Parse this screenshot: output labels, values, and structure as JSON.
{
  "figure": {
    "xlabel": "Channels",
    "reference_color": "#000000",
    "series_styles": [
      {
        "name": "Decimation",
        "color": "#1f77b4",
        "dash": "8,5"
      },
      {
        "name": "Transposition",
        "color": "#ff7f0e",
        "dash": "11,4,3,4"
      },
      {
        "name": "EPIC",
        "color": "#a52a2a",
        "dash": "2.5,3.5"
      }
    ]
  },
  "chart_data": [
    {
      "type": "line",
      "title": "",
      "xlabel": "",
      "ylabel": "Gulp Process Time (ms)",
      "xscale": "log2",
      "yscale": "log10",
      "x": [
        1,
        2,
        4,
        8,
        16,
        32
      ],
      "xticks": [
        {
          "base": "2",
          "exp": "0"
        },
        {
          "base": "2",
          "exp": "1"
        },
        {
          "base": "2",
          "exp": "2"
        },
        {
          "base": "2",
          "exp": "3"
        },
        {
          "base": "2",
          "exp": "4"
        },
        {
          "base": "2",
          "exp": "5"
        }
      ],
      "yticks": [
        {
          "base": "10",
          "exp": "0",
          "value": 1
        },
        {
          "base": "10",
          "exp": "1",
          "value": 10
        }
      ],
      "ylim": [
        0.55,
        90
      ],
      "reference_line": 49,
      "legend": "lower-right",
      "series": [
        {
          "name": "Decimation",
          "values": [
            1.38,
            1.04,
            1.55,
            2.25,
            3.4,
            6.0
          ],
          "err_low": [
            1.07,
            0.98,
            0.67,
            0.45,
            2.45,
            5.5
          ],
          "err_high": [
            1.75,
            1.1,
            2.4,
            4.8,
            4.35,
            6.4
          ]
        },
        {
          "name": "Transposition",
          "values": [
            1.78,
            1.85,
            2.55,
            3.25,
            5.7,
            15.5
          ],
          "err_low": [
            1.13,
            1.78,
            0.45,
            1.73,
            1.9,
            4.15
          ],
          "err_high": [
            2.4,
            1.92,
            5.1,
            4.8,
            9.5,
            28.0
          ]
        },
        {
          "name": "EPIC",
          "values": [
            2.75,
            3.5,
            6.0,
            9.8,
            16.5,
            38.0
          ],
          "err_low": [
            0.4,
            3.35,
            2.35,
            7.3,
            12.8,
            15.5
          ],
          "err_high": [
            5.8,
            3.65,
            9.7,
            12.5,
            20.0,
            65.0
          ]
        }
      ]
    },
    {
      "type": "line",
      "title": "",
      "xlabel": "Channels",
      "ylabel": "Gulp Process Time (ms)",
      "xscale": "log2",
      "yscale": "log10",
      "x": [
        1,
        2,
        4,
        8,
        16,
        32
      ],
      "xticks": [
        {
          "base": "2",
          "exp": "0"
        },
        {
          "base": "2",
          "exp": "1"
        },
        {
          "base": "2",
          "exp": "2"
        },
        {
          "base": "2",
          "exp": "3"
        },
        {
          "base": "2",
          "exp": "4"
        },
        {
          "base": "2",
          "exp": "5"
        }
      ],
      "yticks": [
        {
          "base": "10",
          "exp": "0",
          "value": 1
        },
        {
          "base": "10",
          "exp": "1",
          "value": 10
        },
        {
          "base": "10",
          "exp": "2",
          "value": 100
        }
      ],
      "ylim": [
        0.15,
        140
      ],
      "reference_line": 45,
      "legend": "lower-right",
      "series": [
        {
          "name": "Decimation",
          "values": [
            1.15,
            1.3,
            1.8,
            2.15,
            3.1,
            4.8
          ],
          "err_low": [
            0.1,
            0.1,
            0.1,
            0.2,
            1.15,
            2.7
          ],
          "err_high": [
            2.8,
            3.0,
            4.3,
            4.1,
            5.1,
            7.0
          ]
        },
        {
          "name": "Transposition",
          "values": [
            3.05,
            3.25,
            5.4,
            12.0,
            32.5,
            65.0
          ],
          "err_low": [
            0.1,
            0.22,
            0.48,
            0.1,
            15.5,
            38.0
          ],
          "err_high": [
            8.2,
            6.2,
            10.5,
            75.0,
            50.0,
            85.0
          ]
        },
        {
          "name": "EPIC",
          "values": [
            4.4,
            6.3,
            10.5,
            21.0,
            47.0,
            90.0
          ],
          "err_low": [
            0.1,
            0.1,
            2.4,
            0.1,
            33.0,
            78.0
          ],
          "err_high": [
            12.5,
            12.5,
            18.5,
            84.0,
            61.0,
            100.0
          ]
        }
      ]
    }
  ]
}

________________

→ WHAT IS EXPECTED
From the records above, extract every entry exactly as given.

→ EXERCISE ANSWER
Parse this screenshot: output labels, values, and structure as JSON.
{
  "figure": {
    "xlabel": "Channels",
    "reference_color": "#000000",
    "series_styles": [
      {
        "name": "Decimation",
        "color": "#1f77b4",
        "dash": "8,5"
      },
      {
        "name": "Transposition",
        "color": "#ff7f0e",
        "dash": "11,4,3,4"
      },
      {
        "name": "EPIC",
        "color": "#a52a2a",
        "dash": "2.5,3.5"
      }
    ]
  },
  "chart_data": [
    {
      "type": "line",
      "title": "",
      "xlabel": "",
      "ylabel": "Gulp Process Time (ms)",
      "xscale": "log2",
      "yscale": "log10",
      "x": [
        1,
        2,
        4,
        8,
        16,
        32
      ],
      "xticks": [
        {
          "base": "2",
          "exp": "0"
        },
        {
          "base": "2",
          "exp": "1"
        },
        {
          "base": "2",
          "exp": "2"
        },
        {
          "base": "2",
          "exp": "3"
        },
        {
          "base": "2",
          "exp": "4"
        },
        {
          "base": "2",
          "exp": "5"
        }
      ],
      "yticks": [
        {
          "base": "10",
          "exp": "0",
          "value": 1
        },
        {
          "base": "10",
          "exp": "1",
          "value": 10
        }
      ],
      "ylim": [
        0.55,
        90
      ],
      "reference_line": 49,
      "legend": "lower-right",
      "series": [
        {
          "name": "Decimation",
          "values": [
            1.38,
            1.04,
            1.55,
            2.25,
            3.4,
            6.0
          ],
          "err_low": [
            1.07,
            0.98,
            0.67,
            0.45,
            2.45,
            5.5
          ],
          "err_high": [
            1.75,
            1.1,
            2.4,
            4.8,
            4.35,
            6.4
          ]
        },
        {
          "name": "Transposition",
          "values": [
            1.78,
            1.85,
            2.55,
            3.25,
            5.7,
            15.5
          ],
          "err_low": [
            1.13,
            1.78,
            0.45,
            1.73,
            1.9,
            4.15
          ],
          "err_high": [
            2.4,
            1.92,
            5.1,
            4.8,
            9.5,
            28.0
          ]
        },
        {
          "name": "EPIC",
          "values": [
            2.75,
            3.5,
            6.0,
            9.8,
            16.5,
            38.0
          ],
          "err_low": [
            0.4,
            3.35,
            2.35,
            7.3,
            12.8,
            15.5
          ],
          "err_high": [
            5.8,
            3.65,
            9.7,
            12.5,
            20.0,
            65.0
          ]
        }
      ]
    },
    {
      "type": "line",
      "title": "",
      "xlabel": "Channels",
      "ylabel": "Gulp Process Time (ms)",
      "xscale": "log2",
      "yscale": "log10",
      "x": [
        1,
        2,
        4,
        8,
        16,
        32
      ],
      "xticks": [
        {
          "base": "2",
          "exp": "0"
        },
        {
          "base": "2",
          "exp": "1"
        },
        {
          "base": "2",
          "exp": "2"
        },
        {
          "base": "2",
          "exp": "3"
        },
        {
          "base": "2",
          "exp": "4"
        },
        {
          "base": "2",
          "exp": "5"
        }
      ],
      "yticks": [
        {
          "base": "10",
          "exp": "0",
          "value": 1
        },
        {
          "base": "10",
          "exp": "1",
          "value": 10
        },
        {
          "base": "10",
          "exp": "2",
          "value": 100
        }
      ],
      "ylim": [
        0.15,
        140
      ],
      "reference_line": 45,
      "legend": "lower-right",
      "series": [
        {
          "name": "Decimation",
          "values": [
            1.15,
            1.3,
            1.8,
            2.15,
            3.1,
            4.8
          ],
          "err_low": [
            0.1,
            0.1,
            0.1,
            0.2,
            1.15,
            2.7
          ],
          "err_high": [
            2.8,
            3.0,
            4.3,
            4.1,
            5.1,
            7.0
          ]
        },
        {
          "name": "Transposition",
          "values": [
            3.05,
            3.25,
            5.4,
            12.0,
            32.5,
            65.0
          ],
          "err_low": [
            0.1,
            0.22,
            0.48,
            0.1,
            15.5,
            38.0
          ],
          "err_high": [
            8.2,
            6.2,
            10.5,
            75.0,
            50.0,
            85.0
          ]
        },
        {
          "name": "EPIC",
          "values": [
            4.4,
            6.3,
            10.5,
            21.0,
            47.0,
            90.0
          ],
          "err_low": [
            0.1,
            0.1,
            2.4,
            0.1,
            33.0,
            78.0
          ],
          "err_high": [
            12.5,
            12.5,
            18.5,
            84.0,
            61.0,
            100.0
          ]
        }
      ]
    }
  ]
}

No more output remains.